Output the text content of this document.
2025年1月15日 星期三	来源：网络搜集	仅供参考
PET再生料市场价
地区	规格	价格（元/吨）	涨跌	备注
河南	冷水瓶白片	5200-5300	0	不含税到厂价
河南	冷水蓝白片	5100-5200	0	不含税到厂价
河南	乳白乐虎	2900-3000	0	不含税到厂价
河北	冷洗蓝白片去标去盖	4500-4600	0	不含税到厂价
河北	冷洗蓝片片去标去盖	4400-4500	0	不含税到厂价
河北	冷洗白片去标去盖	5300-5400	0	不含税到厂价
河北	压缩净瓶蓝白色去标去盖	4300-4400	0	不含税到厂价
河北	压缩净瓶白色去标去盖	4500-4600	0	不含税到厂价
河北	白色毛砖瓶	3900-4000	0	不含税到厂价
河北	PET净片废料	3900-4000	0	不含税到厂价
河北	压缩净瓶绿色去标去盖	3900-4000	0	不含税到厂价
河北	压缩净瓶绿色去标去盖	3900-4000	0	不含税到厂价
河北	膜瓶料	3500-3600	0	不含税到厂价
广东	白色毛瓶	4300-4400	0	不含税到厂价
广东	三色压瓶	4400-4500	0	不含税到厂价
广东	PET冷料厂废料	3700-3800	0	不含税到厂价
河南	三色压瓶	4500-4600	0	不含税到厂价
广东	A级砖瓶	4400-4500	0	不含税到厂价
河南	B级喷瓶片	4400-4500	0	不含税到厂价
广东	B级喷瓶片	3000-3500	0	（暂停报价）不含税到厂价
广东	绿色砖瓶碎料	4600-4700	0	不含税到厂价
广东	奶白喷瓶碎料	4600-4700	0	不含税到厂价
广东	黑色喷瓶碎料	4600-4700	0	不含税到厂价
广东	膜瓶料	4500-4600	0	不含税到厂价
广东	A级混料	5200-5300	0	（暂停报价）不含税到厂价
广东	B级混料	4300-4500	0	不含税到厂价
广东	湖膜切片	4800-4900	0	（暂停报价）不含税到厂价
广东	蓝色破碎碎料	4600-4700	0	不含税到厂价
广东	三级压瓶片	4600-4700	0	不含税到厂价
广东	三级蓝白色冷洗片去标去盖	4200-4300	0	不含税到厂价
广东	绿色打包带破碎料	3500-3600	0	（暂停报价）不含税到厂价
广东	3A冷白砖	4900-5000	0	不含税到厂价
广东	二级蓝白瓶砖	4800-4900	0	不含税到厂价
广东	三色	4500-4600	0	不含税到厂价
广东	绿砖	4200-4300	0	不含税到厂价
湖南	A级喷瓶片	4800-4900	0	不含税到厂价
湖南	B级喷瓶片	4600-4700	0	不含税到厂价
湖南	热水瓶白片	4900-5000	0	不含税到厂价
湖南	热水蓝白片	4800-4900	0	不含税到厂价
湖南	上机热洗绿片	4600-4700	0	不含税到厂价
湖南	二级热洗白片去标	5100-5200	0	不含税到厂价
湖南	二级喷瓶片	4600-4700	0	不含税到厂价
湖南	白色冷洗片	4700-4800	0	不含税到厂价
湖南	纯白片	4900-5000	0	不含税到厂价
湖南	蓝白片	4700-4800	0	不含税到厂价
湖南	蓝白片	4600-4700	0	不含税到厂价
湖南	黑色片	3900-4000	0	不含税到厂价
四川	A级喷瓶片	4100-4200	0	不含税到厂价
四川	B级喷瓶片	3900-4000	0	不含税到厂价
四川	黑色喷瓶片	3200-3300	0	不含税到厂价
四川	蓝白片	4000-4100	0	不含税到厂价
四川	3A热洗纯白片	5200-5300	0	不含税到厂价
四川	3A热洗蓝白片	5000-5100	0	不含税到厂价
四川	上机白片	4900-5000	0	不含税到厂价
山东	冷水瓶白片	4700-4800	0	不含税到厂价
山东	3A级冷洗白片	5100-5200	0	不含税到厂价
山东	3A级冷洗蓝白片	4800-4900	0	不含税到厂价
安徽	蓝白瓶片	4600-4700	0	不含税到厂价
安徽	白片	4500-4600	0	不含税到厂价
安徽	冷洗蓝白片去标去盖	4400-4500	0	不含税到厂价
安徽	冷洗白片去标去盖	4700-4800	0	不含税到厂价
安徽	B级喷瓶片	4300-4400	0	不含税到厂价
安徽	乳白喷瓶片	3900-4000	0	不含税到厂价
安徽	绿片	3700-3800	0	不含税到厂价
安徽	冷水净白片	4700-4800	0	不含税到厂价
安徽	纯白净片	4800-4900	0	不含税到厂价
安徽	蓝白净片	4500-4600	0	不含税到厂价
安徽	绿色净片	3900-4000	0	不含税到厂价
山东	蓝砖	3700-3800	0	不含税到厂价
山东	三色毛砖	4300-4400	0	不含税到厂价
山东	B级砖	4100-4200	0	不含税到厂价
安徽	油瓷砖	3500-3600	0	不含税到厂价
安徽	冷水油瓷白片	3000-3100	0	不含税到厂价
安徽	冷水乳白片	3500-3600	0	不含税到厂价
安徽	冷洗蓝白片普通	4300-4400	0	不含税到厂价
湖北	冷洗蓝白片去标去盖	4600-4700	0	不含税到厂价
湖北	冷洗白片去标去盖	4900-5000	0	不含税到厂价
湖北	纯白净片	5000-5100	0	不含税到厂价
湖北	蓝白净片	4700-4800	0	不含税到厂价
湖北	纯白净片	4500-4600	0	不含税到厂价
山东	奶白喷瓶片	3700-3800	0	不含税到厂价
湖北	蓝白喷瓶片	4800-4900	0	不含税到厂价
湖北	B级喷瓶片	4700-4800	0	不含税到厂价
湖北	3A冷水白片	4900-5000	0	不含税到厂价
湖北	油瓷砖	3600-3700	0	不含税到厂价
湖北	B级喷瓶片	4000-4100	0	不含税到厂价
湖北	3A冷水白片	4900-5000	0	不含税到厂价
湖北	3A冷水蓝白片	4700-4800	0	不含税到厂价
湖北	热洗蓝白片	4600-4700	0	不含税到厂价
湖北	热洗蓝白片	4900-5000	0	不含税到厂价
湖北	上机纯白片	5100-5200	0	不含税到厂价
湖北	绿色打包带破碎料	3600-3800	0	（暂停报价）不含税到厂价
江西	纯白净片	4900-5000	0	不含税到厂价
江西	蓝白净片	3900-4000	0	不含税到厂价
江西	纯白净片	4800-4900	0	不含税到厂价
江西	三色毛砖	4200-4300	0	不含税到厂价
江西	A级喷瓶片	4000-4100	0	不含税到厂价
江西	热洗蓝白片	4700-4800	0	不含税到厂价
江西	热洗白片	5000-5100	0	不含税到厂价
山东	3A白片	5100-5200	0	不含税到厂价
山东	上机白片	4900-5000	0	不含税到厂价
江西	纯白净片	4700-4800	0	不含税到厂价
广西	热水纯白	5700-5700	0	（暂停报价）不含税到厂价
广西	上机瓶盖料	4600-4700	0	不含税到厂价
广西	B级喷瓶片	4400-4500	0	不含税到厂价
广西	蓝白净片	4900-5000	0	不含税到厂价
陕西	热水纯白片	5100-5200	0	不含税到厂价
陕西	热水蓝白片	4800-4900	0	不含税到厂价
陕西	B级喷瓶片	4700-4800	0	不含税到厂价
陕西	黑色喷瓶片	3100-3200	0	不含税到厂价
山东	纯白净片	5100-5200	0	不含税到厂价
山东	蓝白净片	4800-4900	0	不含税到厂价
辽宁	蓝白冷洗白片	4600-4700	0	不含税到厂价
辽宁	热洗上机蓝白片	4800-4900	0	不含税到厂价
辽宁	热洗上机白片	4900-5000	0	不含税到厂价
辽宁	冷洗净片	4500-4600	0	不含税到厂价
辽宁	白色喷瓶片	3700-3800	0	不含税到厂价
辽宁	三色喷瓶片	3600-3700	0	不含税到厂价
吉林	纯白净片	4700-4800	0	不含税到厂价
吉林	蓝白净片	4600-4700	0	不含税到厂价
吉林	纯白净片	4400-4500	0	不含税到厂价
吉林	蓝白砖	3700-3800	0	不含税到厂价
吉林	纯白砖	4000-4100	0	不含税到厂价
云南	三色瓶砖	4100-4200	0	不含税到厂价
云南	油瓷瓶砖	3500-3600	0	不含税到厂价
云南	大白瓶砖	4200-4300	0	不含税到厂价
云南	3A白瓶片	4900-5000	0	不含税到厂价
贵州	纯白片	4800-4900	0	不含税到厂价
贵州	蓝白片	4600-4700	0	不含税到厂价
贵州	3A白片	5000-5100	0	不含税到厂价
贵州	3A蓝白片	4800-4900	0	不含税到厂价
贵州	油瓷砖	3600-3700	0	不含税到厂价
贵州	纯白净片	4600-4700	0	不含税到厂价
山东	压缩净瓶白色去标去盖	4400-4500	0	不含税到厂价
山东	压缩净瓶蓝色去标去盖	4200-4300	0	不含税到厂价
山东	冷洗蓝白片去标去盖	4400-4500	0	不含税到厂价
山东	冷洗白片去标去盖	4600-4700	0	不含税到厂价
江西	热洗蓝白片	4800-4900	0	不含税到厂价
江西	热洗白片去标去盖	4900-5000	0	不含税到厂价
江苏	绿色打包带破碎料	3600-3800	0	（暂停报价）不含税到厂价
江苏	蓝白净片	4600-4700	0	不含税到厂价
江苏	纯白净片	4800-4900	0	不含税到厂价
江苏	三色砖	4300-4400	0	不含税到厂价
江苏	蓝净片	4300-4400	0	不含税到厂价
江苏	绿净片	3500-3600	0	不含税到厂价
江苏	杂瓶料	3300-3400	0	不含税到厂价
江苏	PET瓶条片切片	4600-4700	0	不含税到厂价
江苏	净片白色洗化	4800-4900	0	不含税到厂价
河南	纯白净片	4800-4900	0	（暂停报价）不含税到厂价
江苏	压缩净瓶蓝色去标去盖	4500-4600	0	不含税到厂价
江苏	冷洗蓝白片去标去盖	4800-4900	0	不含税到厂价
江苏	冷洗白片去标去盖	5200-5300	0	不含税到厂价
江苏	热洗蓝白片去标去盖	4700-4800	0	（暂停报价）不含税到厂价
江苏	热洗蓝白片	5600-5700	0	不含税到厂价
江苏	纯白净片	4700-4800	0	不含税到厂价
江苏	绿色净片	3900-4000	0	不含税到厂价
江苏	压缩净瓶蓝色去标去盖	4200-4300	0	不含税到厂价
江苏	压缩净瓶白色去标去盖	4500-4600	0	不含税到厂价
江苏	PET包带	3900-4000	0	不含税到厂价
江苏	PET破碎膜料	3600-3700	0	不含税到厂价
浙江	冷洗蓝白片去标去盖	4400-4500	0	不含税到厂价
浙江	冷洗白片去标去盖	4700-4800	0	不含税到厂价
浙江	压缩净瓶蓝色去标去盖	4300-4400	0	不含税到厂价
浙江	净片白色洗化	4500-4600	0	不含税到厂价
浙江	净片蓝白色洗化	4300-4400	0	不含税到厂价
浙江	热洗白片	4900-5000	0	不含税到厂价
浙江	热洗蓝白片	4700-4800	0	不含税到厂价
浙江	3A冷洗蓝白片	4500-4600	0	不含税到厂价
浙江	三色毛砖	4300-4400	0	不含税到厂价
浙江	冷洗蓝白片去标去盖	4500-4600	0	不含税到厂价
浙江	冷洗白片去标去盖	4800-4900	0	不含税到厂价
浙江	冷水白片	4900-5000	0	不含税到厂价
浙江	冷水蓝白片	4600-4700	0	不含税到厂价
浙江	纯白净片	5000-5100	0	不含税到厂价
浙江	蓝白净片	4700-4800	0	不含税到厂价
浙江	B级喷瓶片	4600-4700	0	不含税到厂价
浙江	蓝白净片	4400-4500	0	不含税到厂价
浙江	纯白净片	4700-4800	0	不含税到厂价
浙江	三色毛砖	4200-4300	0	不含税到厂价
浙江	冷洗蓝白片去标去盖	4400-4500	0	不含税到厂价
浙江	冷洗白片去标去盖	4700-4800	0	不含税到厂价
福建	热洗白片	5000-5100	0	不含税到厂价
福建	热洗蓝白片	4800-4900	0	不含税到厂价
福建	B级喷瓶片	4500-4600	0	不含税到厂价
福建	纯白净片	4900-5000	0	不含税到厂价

.....

• **PROBLEM DESCRIPTION**: Using the listing above, return all lines where the word "三色压瓶" occurs.

• **TASK SOLUTION**:
广东	三色压瓶	4400-4500	0	不含税到厂价
河南	三色压瓶	4500-4600	0	不含税到厂价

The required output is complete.